— BEGIN Material for the task —
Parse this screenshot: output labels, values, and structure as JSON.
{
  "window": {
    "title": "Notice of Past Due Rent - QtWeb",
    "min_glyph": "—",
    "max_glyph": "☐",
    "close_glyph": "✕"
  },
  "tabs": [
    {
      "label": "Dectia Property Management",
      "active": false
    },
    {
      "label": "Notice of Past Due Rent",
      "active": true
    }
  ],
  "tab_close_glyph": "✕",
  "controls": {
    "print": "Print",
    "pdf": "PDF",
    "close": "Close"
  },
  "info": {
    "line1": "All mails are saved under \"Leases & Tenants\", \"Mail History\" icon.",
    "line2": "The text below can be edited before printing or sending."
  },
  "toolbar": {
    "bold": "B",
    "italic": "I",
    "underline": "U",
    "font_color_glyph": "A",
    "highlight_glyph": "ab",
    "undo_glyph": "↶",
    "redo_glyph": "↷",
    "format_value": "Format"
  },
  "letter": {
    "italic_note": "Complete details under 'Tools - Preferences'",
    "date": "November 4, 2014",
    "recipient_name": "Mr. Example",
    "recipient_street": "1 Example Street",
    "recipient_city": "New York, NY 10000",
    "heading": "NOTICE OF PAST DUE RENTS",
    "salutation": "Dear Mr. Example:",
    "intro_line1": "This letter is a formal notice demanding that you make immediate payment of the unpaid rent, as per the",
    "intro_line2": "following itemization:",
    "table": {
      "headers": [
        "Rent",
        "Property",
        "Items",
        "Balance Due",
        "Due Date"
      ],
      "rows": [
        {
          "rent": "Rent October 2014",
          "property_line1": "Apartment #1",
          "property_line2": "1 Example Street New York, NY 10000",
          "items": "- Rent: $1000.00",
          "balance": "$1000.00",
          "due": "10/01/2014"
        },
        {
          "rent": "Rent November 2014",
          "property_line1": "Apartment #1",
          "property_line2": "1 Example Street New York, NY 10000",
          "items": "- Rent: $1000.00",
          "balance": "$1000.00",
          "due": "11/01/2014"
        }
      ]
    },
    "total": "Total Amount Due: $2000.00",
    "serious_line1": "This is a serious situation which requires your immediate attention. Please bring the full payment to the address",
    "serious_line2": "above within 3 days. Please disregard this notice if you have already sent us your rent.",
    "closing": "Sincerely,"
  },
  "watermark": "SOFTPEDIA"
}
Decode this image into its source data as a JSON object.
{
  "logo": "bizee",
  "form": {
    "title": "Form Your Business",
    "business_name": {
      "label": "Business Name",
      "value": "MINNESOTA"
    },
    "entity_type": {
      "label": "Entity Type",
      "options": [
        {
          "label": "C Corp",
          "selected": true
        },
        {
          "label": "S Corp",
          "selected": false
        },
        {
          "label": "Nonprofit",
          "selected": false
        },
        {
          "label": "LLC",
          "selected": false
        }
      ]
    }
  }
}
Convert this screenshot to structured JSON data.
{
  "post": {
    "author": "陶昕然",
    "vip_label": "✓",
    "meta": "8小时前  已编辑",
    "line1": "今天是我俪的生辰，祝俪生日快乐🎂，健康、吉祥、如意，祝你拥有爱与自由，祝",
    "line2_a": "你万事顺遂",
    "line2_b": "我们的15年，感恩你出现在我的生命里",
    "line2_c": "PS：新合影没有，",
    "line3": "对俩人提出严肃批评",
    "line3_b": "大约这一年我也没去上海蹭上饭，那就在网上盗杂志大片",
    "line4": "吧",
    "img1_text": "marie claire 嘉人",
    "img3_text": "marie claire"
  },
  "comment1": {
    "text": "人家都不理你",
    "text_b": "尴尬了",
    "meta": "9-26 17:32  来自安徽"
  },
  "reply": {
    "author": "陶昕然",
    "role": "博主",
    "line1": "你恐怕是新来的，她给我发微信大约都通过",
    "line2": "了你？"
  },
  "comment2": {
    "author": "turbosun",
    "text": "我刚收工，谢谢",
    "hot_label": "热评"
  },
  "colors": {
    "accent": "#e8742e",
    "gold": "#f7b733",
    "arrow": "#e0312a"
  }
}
— END Material for the task —
What you are asked to do:
Return each entry from the material above exactly as it appears.

Result:
Parse this screenshot: output labels, values, and structure as JSON.
{
  "window": {
    "title": "Notice of Past Due Rent - QtWeb",
    "min_glyph": "—",
    "max_glyph": "☐",
    "close_glyph": "✕"
  },
  "tabs": [
    {
      "label": "Dectia Property Management",
      "active": false
    },
    {
      "label": "Notice of Past Due Rent",
      "active": true
    }
  ],
  "tab_close_glyph": "✕",
  "controls": {
    "print": "Print",
    "pdf": "PDF",
    "close": "Close"
  },
  "info": {
    "line1": "All mails are saved under \"Leases & Tenants\", \"Mail History\" icon.",
    "line2": "The text below can be edited before printing or sending."
  },
  "toolbar": {
    "bold": "B",
    "italic": "I",
    "underline": "U",
    "font_color_glyph": "A",
    "highlight_glyph": "ab",
    "undo_glyph": "↶",
    "redo_glyph": "↷",
    "format_value": "Format"
  },
  "letter": {
    "italic_note": "Complete details under 'Tools - Preferences'",
    "date": "November 4, 2014",
    "recipient_name": "Mr. Example",
    "recipient_street": "1 Example Street",
    "recipient_city": "New York, NY 10000",
    "heading": "NOTICE OF PAST DUE RENTS",
    "salutation": "Dear Mr. Example:",
    "intro_line1": "This letter is a formal notice demanding that you make immediate payment of the unpaid rent, as per the",
    "intro_line2": "following itemization:",
    "table": {
      "headers": [
        "Rent",
        "Property",
        "Items",
        "Balance Due",
        "Due Date"
      ],
      "rows": [
        {
          "rent": "Rent October 2014",
          "property_line1": "Apartment #1",
          "property_line2": "1 Example Street New York, NY 10000",
          "items": "- Rent: $1000.00",
          "balance": "$1000.00",
          "due": "10/01/2014"
        },
        {
          "rent": "Rent November 2014",
          "property_line1": "Apartment #1",
          "property_line2": "1 Example Street New York, NY 10000",
          "items": "- Rent: $1000.00",
          "balance": "$1000.00",
          "due": "11/01/2014"
        }
      ]
    },
    "total": "Total Amount Due: $2000.00",
    "serious_line1": "This is a serious situation which requires your immediate attention. Please bring the full payment to the address",
    "serious_line2": "above within 3 days. Please disregard this notice if you have already sent us your rent.",
    "closing": "Sincerely,"
  },
  "watermark": "SOFTPEDIA"
}
Decode this image into its source data as a JSON object.
{
  "logo": "bizee",
  "form": {
    "title": "Form Your Business",
    "business_name": {
      "label": "Business Name",
      "value": "MINNESOTA"
    },
    "entity_type": {
      "label": "Entity Type",
      "options": [
        {
          "label": "C Corp",
          "selected": true
        },
        {
          "label": "S Corp",
          "selected": false
        },
        {
          "label": "Nonprofit",
          "selected": false
        },
        {
          "label": "LLC",
          "selected": false
        }
      ]
    }
  }
}
Convert this screenshot to structured JSON data.
{
  "post": {
    "author": "陶昕然",
    "vip_label": "✓",
    "meta": "8小时前  已编辑",
    "line1": "今天是我俪的生辰，祝俪生日快乐🎂，健康、吉祥、如意，祝你拥有爱与自由，祝",
    "line2_a": "你万事顺遂",
    "line2_b": "我们的15年，感恩你出现在我的生命里",
    "line2_c": "PS：新合影没有，",
    "line3": "对俩人提出严肃批评",
    "line3_b": "大约这一年我也没去上海蹭上饭，那就在网上盗杂志大片",
    "line4": "吧",
    "img1_text": "marie claire 嘉人",
    "img3_text": "marie claire"
  },
  "comment1": {
    "text": "人家都不理你",
    "text_b": "尴尬了",
    "meta": "9-26 17:32  来自安徽"
  },
  "reply": {
    "author": "陶昕然",
    "role": "博主",
    "line1": "你恐怕是新来的，她给我发微信大约都通过",
    "line2": "了你？"
  },
  "comment2": {
    "author": "turbosun",
    "text": "我刚收工，谢谢",
    "hot_label": "热评"
  },
  "colors": {
    "accent": "#e8742e",
    "gold": "#f7b733",
    "arrow": "#e0312a"
  }
}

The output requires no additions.